Document passage.
* * * *
Computers and the Academic Performance of Elementary School-Aged Girls in China's Poor Communities
Computers & Education 60 (2013), pp. 335–346
Posted: 4 Apr 2013 Last revised: 16 Jul 2014
Date Written: August 10, 2012
Experts agree that computers and computing play an important role in education. Since the 1980s there has been a debate about gender as it relates to computers and education. However, results regarding gender differences concerning computer use in education are not consistent. In particular there is little work done in China on this issue. Therefore, the overall goal of this paper is to demonstrate whether girls and boys can gain equally from computer-based education in China’s elementary schools. To do so we analyze results from three randomized field experiments of a Computer Assisted Learning (CAL) program and One Laptop Per Child (OLPC) program. The field experiments are carried out in three kinds of schools: Shannxi rural public schools; Qinghai minority public schools; and Beijing migrant schools. Although CAL and OLPC have been considered cost effective means to improve learning outcomes, it is not known whether the programs impact girls differently than boys. Our analysis shows that, in fact, there were no differences between female and male students in either the improvement in standardized math test scores or Chinese test scores with either the CAL or OLPC programs. Our study suggests that among disadvantaged students in China’s rural areas and migrant communities, there is reason to believe that computer based learning can benefit both girls and boys equally. This finding has possible implications for China’s ongoing efforts to integrate computers and computing technologies into the nation’s underserved schools.
* * * *
Information supplied.
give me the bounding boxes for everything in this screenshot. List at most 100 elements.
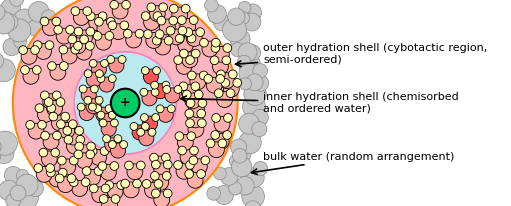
Ellipse shape — [206, 77, 222, 93]
Ellipse shape — [36, 166, 52, 182]
Ellipse shape — [111, 89, 140, 117]
Ellipse shape — [85, 41, 94, 50]
Ellipse shape — [50, 64, 66, 80]
Ellipse shape — [55, 174, 64, 183]
Ellipse shape — [3, 38, 20, 56]
Ellipse shape — [107, 184, 123, 199]
Ellipse shape — [148, 128, 156, 136]
Ellipse shape — [75, 126, 84, 135]
Ellipse shape — [0, 138, 1, 156]
Ellipse shape — [68, 35, 77, 44]
Ellipse shape — [28, 19, 45, 36]
Ellipse shape — [152, 160, 160, 169]
Ellipse shape — [239, 131, 261, 154]
Ellipse shape — [60, 159, 76, 175]
Ellipse shape — [58, 156, 66, 165]
Ellipse shape — [2, 14, 18, 30]
Ellipse shape — [74, 27, 83, 36]
Ellipse shape — [110, 0, 119, 9]
Ellipse shape — [86, 72, 101, 87]
Ellipse shape — [135, 29, 144, 38]
Ellipse shape — [208, 142, 224, 158]
Ellipse shape — [64, 135, 73, 144]
Ellipse shape — [230, 29, 250, 49]
Ellipse shape — [95, 17, 103, 26]
Ellipse shape — [140, 88, 148, 96]
Ellipse shape — [69, 156, 78, 165]
Ellipse shape — [228, 182, 242, 195]
Ellipse shape — [96, 107, 111, 122]
Ellipse shape — [57, 120, 65, 129]
Ellipse shape — [153, 67, 160, 75]
Ellipse shape — [190, 74, 206, 90]
Ellipse shape — [159, 19, 175, 35]
Ellipse shape — [187, 30, 202, 46]
Ellipse shape — [198, 119, 206, 128]
Ellipse shape — [86, 99, 101, 114]
Ellipse shape — [71, 45, 80, 54]
Ellipse shape — [43, 134, 59, 150]
Ellipse shape — [75, 142, 83, 151]
Ellipse shape — [239, 113, 260, 134]
Ellipse shape — [239, 63, 260, 84]
Ellipse shape — [106, 17, 115, 26]
Ellipse shape — [165, 36, 173, 45]
Ellipse shape — [181, 4, 190, 13]
Ellipse shape — [90, 85, 98, 93]
Ellipse shape — [243, 95, 265, 118]
Ellipse shape — [204, 0, 218, 12]
Ellipse shape — [211, 44, 220, 52]
Ellipse shape — [252, 75, 269, 91]
Ellipse shape — [206, 139, 215, 148]
Ellipse shape — [102, 197, 118, 206]
Ellipse shape — [142, 91, 157, 106]
Ellipse shape — [192, 49, 200, 58]
Ellipse shape — [151, 172, 159, 180]
Ellipse shape — [174, 161, 182, 169]
Ellipse shape — [54, 25, 62, 34]
Ellipse shape — [168, 105, 175, 113]
Ellipse shape — [190, 146, 198, 155]
Ellipse shape — [180, 149, 196, 165]
Ellipse shape — [223, 18, 247, 42]
Ellipse shape — [153, 84, 168, 99]
Ellipse shape — [217, 70, 225, 79]
Ellipse shape — [100, 147, 109, 156]
Ellipse shape — [200, 38, 208, 47]
Ellipse shape — [89, 15, 105, 30]
Ellipse shape — [120, 21, 129, 30]
Ellipse shape — [204, 75, 213, 83]
Ellipse shape — [158, 107, 173, 122]
Ellipse shape — [80, 35, 88, 44]
Ellipse shape — [220, 168, 238, 185]
Ellipse shape — [238, 43, 257, 62]
Ellipse shape — [208, 11, 221, 23]
Ellipse shape — [214, 116, 230, 132]
Ellipse shape — [185, 170, 194, 178]
Ellipse shape — [228, 70, 237, 79]
Ellipse shape — [70, 38, 86, 54]
Ellipse shape — [214, 89, 223, 98]
Ellipse shape — [74, 52, 176, 154]
Ellipse shape — [215, 185, 234, 204]
Ellipse shape — [76, 135, 85, 144]
Ellipse shape — [27, 180, 43, 197]
Ellipse shape — [169, 16, 178, 25]
Ellipse shape — [1, 0, 20, 18]
Ellipse shape — [252, 122, 267, 137]
Ellipse shape — [37, 107, 53, 122]
Ellipse shape — [253, 63, 267, 78]
Ellipse shape — [0, 4, 5, 20]
Ellipse shape — [97, 75, 105, 82]
Ellipse shape — [186, 99, 195, 108]
Ellipse shape — [223, 44, 231, 52]
Ellipse shape — [144, 14, 159, 30]
Ellipse shape — [187, 172, 203, 188]
Ellipse shape — [21, 48, 37, 64]
Ellipse shape — [233, 149, 247, 163]
Ellipse shape — [179, 49, 188, 58]
Ellipse shape — [123, 182, 139, 198]
Ellipse shape — [36, 43, 52, 59]
Ellipse shape — [40, 91, 49, 100]
Ellipse shape — [74, 150, 83, 159]
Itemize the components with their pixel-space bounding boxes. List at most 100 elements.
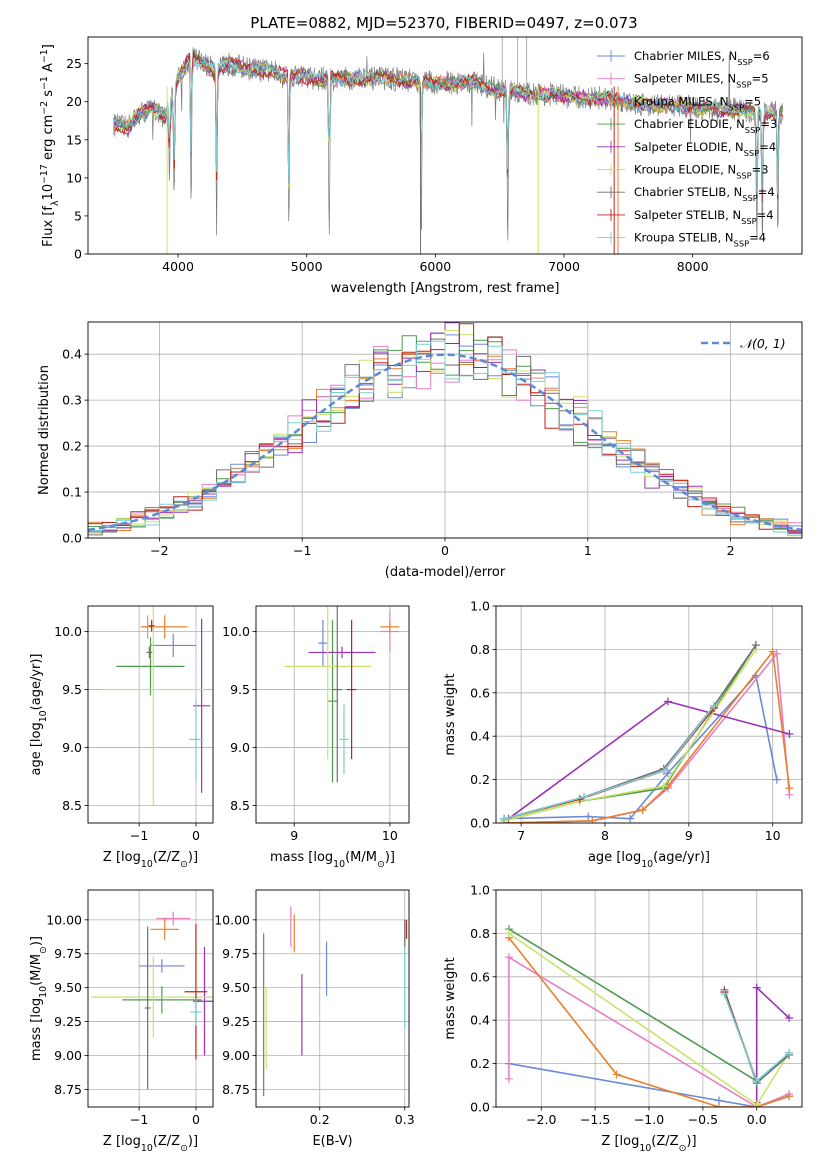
y-tick-label: 9.00 <box>54 1048 82 1063</box>
y-tick-label: 15 <box>66 132 82 147</box>
axes-frame: −2 −1 0 1 2 0.0 0.1 0.2 0.3 0.4 (data-model)/error… <box>37 321 803 580</box>
plus-marker <box>504 929 513 938</box>
errorbar-point <box>150 918 179 941</box>
gaussian-reference-curve <box>88 353 802 532</box>
y-tick-label: 9.0 <box>62 740 82 755</box>
figure-title: PLATE=0882, MJD=52370, FIBERID=0497, z=0… <box>250 14 637 32</box>
y-tick-label: 9.00 <box>222 1048 250 1063</box>
plot-area <box>90 911 213 1090</box>
x-tick-label: 7000 <box>548 259 580 274</box>
legend-entry: Kroupa STELIB, NSSP=4 <box>634 231 766 249</box>
plus-marker <box>580 792 589 801</box>
y-tick-label: 0.0 <box>470 816 490 831</box>
legend-entry: 𝒩(0, 1) <box>740 336 786 351</box>
plus-marker <box>659 766 668 775</box>
x-tick-label: −2 <box>150 543 168 558</box>
y-axis-label: mass weight <box>443 957 458 1039</box>
axes-border <box>255 889 410 1108</box>
plot-area <box>88 322 802 537</box>
y-tick-label: 0.4 <box>470 1013 490 1028</box>
mass-weight-line-8 <box>504 705 715 820</box>
errorbar-point <box>346 619 357 760</box>
y-tick-label: 0.2 <box>470 772 490 787</box>
plus-marker <box>612 1070 621 1079</box>
y-tick-label: 0.3 <box>62 393 82 408</box>
x-tick-label: 10 <box>382 828 398 843</box>
plus-marker <box>584 812 593 821</box>
axes-border <box>87 36 803 255</box>
panels-layer: 4000 5000 6000 7000 80000510152025wavelength… <box>29 36 803 1154</box>
panel-spectrum: 4000 5000 6000 7000 8000 0 5 10 15 20 25 wavelength… <box>39 36 803 296</box>
x-axis-label: age [log10(age/yr)] <box>588 850 710 870</box>
axes-frame: −1 0 8.75 9.00 9.25 9.50 9.75 10.00 Z [log10(Z/Z… <box>29 889 214 1154</box>
x-tick-label: −1 <box>293 543 311 558</box>
plus-marker <box>588 816 597 823</box>
errorbar-point <box>139 959 185 973</box>
y-tick-label: 20 <box>66 94 82 109</box>
residual-histogram-8 <box>88 340 802 536</box>
x-tick-label: 8000 <box>677 259 709 274</box>
panel-massweight-vs-Z: −2.0 −1.5 −1.0 −0.5 0.0 0.0 0.2 0.4 0.6 0.8 1.0 Z [… <box>443 883 803 1154</box>
y-tick-label: 9.5 <box>230 682 250 697</box>
y-tick-label: 5 <box>74 208 82 223</box>
plus-marker <box>752 1076 761 1085</box>
y-tick-label: 0.8 <box>470 642 490 657</box>
panel-mass-vs-ebv: 0.2 0.3 8.75 9.00 9.25 9.50 9.75 10.00 E(B-V) <box>214 889 415 1149</box>
residual-legend: 𝒩(0, 1) <box>701 336 786 351</box>
x-axis-label: Z [log10(Z/Z⊙)] <box>103 1134 198 1154</box>
plus-marker <box>663 697 672 706</box>
legend-entry: Chabrier MILES, NSSP=6 <box>634 49 770 67</box>
errorbar-point <box>284 606 371 760</box>
plot-area <box>263 906 408 1097</box>
y-tick-label: 8.75 <box>54 1082 82 1097</box>
errorbar-point <box>156 911 191 926</box>
plus-marker <box>720 990 729 999</box>
y-tick-label: 0 <box>74 247 82 262</box>
errorbar-point <box>102 606 205 806</box>
y-tick-label: 9.25 <box>222 1014 250 1029</box>
x-tick-label: 0.2 <box>310 1112 330 1127</box>
errorbar-point <box>308 646 376 659</box>
plot-area <box>284 606 400 783</box>
plus-marker <box>663 769 672 778</box>
y-tick-label: 0.6 <box>470 969 490 984</box>
y-tick-label: 0.2 <box>470 1056 490 1071</box>
errorbar-point <box>193 946 213 1056</box>
x-axis-label: wavelength [Angstrom, rest frame] <box>331 281 560 296</box>
x-axis-label: (data-model)/error <box>385 565 506 580</box>
y-tick-label: 0.8 <box>470 926 490 941</box>
x-tick-label: −1 <box>130 1112 148 1127</box>
errorbar-point <box>141 615 188 639</box>
plus-marker <box>500 814 509 823</box>
y-tick-label: 9.50 <box>54 980 82 995</box>
axes-frame: 0.2 0.3 8.75 9.00 9.25 9.50 9.75 10.00 E(B-V) <box>214 889 415 1149</box>
plus-marker <box>626 814 635 823</box>
y-tick-label: 8.75 <box>222 1082 250 1097</box>
x-tick-label: 2 <box>727 543 735 558</box>
errorbar-point <box>150 633 196 658</box>
axes-frame: 9 10 8.5 9.0 9.5 10.0 mass [log10(M/M⊙)] <box>222 605 410 870</box>
x-tick-label: 0 <box>192 1112 200 1127</box>
mass-weight-line-4 <box>755 985 790 1103</box>
x-axis-label: E(B-V) <box>312 1134 352 1149</box>
legend-entry: Kroupa ELODIE, NSSP=3 <box>634 163 769 181</box>
y-tick-label: 10.00 <box>46 912 82 927</box>
errorbar-point <box>327 619 338 783</box>
axes-border <box>495 889 803 1108</box>
y-tick-label: 8.5 <box>230 798 250 813</box>
y-tick-label: 0.1 <box>62 485 82 500</box>
panel-residuals: −2 −1 0 1 2 0.0 0.1 0.2 0.3 0.4 (data-model)/error… <box>37 321 803 580</box>
y-tick-label: 25 <box>66 56 82 71</box>
x-tick-label: −2.0 <box>526 1112 556 1127</box>
errorbar-point <box>190 998 202 1026</box>
legend-entry: Salpeter MILES, NSSP=5 <box>634 72 769 90</box>
y-tick-label: 0.4 <box>62 347 82 362</box>
plus-marker <box>785 730 794 739</box>
y-tick-label: 10.00 <box>214 912 250 927</box>
errorbar-point <box>148 619 155 632</box>
y-tick-label: 8.5 <box>62 798 82 813</box>
plus-marker <box>785 784 794 793</box>
y-axis-label: mass [log10(M/M⊙)] <box>29 936 49 1061</box>
x-axis-label: mass [log10(M/M⊙)] <box>270 850 395 870</box>
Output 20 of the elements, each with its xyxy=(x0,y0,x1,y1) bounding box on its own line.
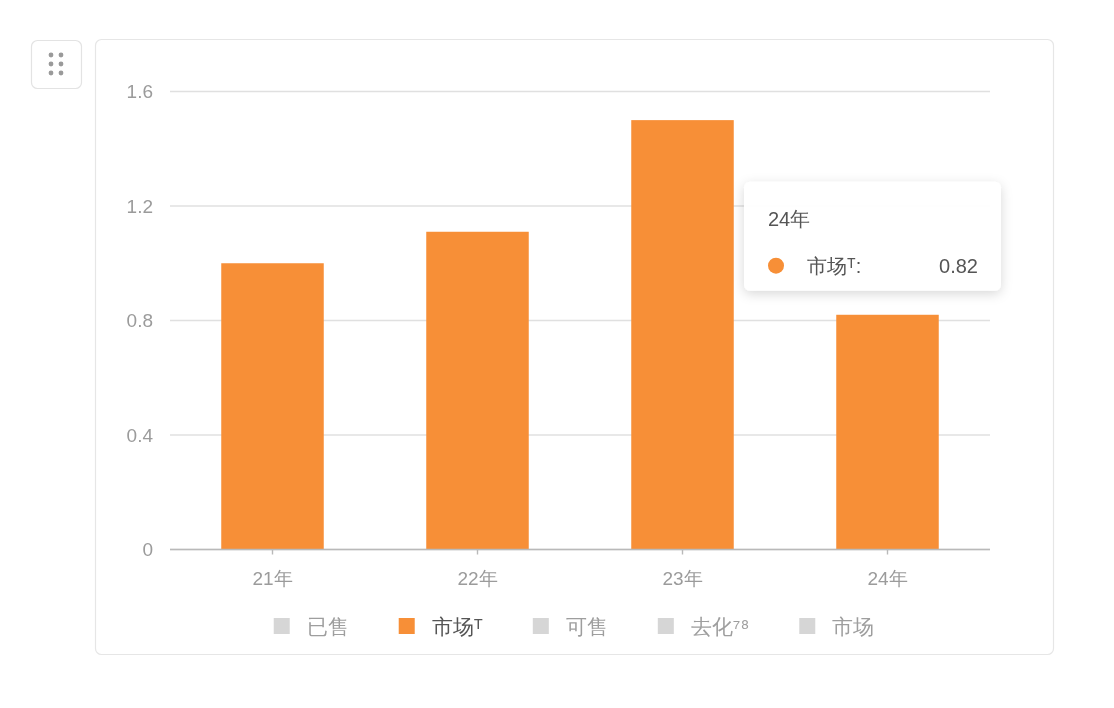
y-tick-label: 1.2 xyxy=(126,195,153,217)
legend-label: 可售 xyxy=(565,614,608,638)
text: 市场ᵀ: 0.82 xyxy=(807,254,978,277)
legend-label: 市场 xyxy=(832,614,875,638)
legend-label: 市场ᵀ xyxy=(431,614,483,638)
x-tick-label: 21年 xyxy=(252,567,293,589)
bar xyxy=(221,263,324,550)
y-tick-label: 1.6 xyxy=(126,81,153,102)
x-tick-label: 24年 xyxy=(867,567,908,589)
x-tick-label: 22年 xyxy=(457,567,498,589)
bar xyxy=(426,231,529,550)
y-tick-label: 0.4 xyxy=(126,424,154,446)
x-tick-label: 23年 xyxy=(662,567,703,589)
bar xyxy=(836,314,939,550)
annotation: 24年 xyxy=(768,207,811,230)
y-tick-label: 0.8 xyxy=(126,310,153,331)
legend-label: 已售 xyxy=(306,614,349,638)
y-tick-label: 0 xyxy=(142,539,153,560)
bar xyxy=(631,120,734,550)
legend-label: 去化⁷⁸ xyxy=(690,614,750,638)
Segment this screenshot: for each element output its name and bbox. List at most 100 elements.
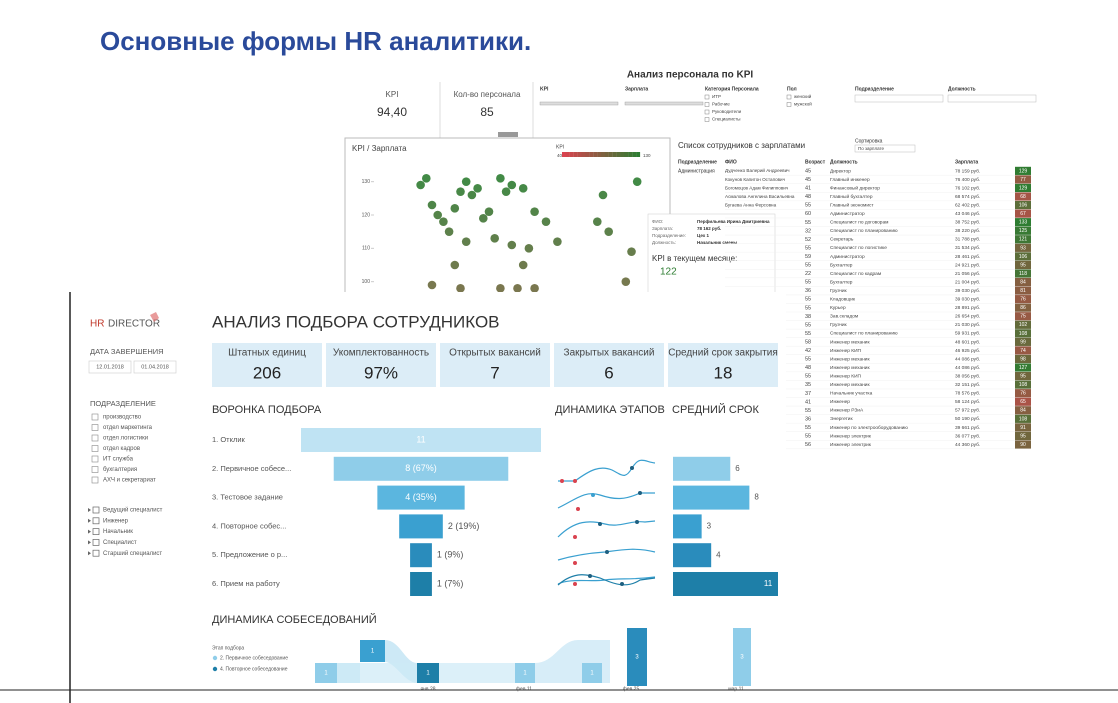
* * * *
Aim of the task.
Using the study abstract on computers and girls' school performance in China, answer these:
1. In which journal, volume and year did the paper appear?
2. What three kinds of schools hosted the field experiments?
3. In which two subjects did test scores show no difference in improvement between female and male students?

Written response.
1. Computers & Education, volume 60, 2013
2. Shannxi rural public schools, Qinghai minority public schools, and Beijing migrant schools
3. Standardized math and Chinese